----- Data shown

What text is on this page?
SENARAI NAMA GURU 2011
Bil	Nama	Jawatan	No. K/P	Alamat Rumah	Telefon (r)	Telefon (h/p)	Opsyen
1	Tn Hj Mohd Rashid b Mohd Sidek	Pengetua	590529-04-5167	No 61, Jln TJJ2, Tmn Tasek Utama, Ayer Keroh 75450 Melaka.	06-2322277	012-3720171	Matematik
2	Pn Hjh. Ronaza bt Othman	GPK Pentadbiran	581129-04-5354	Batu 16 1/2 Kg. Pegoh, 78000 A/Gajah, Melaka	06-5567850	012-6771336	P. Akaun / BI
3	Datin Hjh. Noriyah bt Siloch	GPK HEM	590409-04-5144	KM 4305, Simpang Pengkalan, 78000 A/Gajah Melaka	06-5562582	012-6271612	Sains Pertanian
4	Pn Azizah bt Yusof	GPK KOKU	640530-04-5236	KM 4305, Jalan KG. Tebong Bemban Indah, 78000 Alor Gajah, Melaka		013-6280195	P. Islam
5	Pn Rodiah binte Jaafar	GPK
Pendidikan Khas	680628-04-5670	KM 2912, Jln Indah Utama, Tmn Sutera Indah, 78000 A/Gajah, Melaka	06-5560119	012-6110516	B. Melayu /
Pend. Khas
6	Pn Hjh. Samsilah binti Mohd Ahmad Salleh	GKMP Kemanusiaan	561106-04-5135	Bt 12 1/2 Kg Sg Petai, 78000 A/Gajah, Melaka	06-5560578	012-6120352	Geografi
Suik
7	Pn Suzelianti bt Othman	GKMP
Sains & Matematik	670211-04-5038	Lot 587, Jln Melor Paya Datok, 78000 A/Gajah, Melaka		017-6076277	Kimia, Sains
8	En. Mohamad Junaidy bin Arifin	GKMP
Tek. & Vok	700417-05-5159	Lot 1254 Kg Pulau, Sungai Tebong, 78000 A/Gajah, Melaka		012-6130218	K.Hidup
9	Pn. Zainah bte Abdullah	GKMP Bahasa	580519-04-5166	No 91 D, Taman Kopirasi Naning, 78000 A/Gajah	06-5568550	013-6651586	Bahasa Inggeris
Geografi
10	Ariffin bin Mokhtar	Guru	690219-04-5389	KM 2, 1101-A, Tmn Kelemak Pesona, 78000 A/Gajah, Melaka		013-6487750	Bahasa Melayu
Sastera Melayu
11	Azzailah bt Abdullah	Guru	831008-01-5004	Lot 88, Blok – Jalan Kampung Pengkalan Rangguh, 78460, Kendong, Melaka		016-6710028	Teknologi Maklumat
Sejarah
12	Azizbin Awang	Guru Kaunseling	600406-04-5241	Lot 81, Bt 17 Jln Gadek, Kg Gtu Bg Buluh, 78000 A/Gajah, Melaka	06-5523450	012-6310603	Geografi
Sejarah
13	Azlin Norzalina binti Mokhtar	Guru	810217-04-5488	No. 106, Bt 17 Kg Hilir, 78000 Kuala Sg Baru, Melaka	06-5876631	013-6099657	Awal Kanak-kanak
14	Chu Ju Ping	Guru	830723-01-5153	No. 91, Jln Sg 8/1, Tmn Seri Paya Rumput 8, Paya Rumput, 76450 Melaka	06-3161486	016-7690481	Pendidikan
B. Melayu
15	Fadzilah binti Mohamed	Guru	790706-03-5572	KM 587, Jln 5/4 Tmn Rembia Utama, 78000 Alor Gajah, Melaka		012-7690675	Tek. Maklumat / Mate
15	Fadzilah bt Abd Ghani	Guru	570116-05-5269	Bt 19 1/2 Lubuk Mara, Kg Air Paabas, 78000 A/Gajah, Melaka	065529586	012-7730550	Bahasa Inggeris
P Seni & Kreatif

----------

▸ **What is expected**: Extract each entry in full and write it down exactly.

▸ **Task answer**:
What text is on this page?
SENARAI NAMA GURU 2011
Bil	Nama	Jawatan	No. K/P	Alamat Rumah	Telefon (r)	Telefon (h/p)	Opsyen
1	Tn Hj Mohd Rashid b Mohd Sidek	Pengetua	590529-04-5167	No 61, Jln TJJ2, Tmn Tasek Utama, Ayer Keroh 75450 Melaka.	06-2322277	012-3720171	Matematik
2	Pn Hjh. Ronaza bt Othman	GPK Pentadbiran	581129-04-5354	Batu 16 1/2 Kg. Pegoh, 78000 A/Gajah, Melaka	06-5567850	012-6771336	P. Akaun / BI
3	Datin Hjh. Noriyah bt Siloch	GPK HEM	590409-04-5144	KM 4305, Simpang Pengkalan, 78000 A/Gajah Melaka	06-5562582	012-6271612	Sains Pertanian
4	Pn Azizah bt Yusof	GPK KOKU	640530-04-5236	KM 4305, Jalan KG. Tebong Bemban Indah, 78000 Alor Gajah, Melaka		013-6280195	P. Islam
5	Pn Rodiah binte Jaafar	GPK
Pendidikan Khas	680628-04-5670	KM 2912, Jln Indah Utama, Tmn Sutera Indah, 78000 A/Gajah, Melaka	06-5560119	012-6110516	B. Melayu /
Pend. Khas
6	Pn Hjh. Samsilah binti Mohd Ahmad Salleh	GKMP Kemanusiaan	561106-04-5135	Bt 12 1/2 Kg Sg Petai, 78000 A/Gajah, Melaka	06-5560578	012-6120352	Geografi
Suik
7	Pn Suzelianti bt Othman	GKMP
Sains & Matematik	670211-04-5038	Lot 587, Jln Melor Paya Datok, 78000 A/Gajah, Melaka		017-6076277	Kimia, Sains
8	En. Mohamad Junaidy bin Arifin	GKMP
Tek. & Vok	700417-05-5159	Lot 1254 Kg Pulau, Sungai Tebong, 78000 A/Gajah, Melaka		012-6130218	K.Hidup
9	Pn. Zainah bte Abdullah	GKMP Bahasa	580519-04-5166	No 91 D, Taman Kopirasi Naning, 78000 A/Gajah	06-5568550	013-6651586	Bahasa Inggeris
Geografi
10	Ariffin bin Mokhtar	Guru	690219-04-5389	KM 2, 1101-A, Tmn Kelemak Pesona, 78000 A/Gajah, Melaka		013-6487750	Bahasa Melayu
Sastera Melayu
11	Azzailah bt Abdullah	Guru	831008-01-5004	Lot 88, Blok – Jalan Kampung Pengkalan Rangguh, 78460, Kendong, Melaka		016-6710028	Teknologi Maklumat
Sejarah
12	Azizbin Awang	Guru Kaunseling	600406-04-5241	Lot 81, Bt 17 Jln Gadek, Kg Gtu Bg Buluh, 78000 A/Gajah, Melaka	06-5523450	012-6310603	Geografi
Sejarah
13	Azlin Norzalina binti Mokhtar	Guru	810217-04-5488	No. 106, Bt 17 Kg Hilir, 78000 Kuala Sg Baru, Melaka	06-5876631	013-6099657	Awal Kanak-kanak
14	Chu Ju Ping	Guru	830723-01-5153	No. 91, Jln Sg 8/1, Tmn Seri Paya Rumput 8, Paya Rumput, 76450 Melaka	06-3161486	016-7690481	Pendidikan
B. Melayu
15	Fadzilah binti Mohamed	Guru	790706-03-5572	KM 587, Jln 5/4 Tmn Rembia Utama, 78000 Alor Gajah, Melaka		012-7690675	Tek. Maklumat / Mate
15	Fadzilah bt Abd Ghani	Guru	570116-05-5269	Bt 19 1/2 Lubuk Mara, Kg Air Paabas, 78000 A/Gajah, Melaka	065529586	012-7730550	Bahasa Inggeris
P Seni & Kreatif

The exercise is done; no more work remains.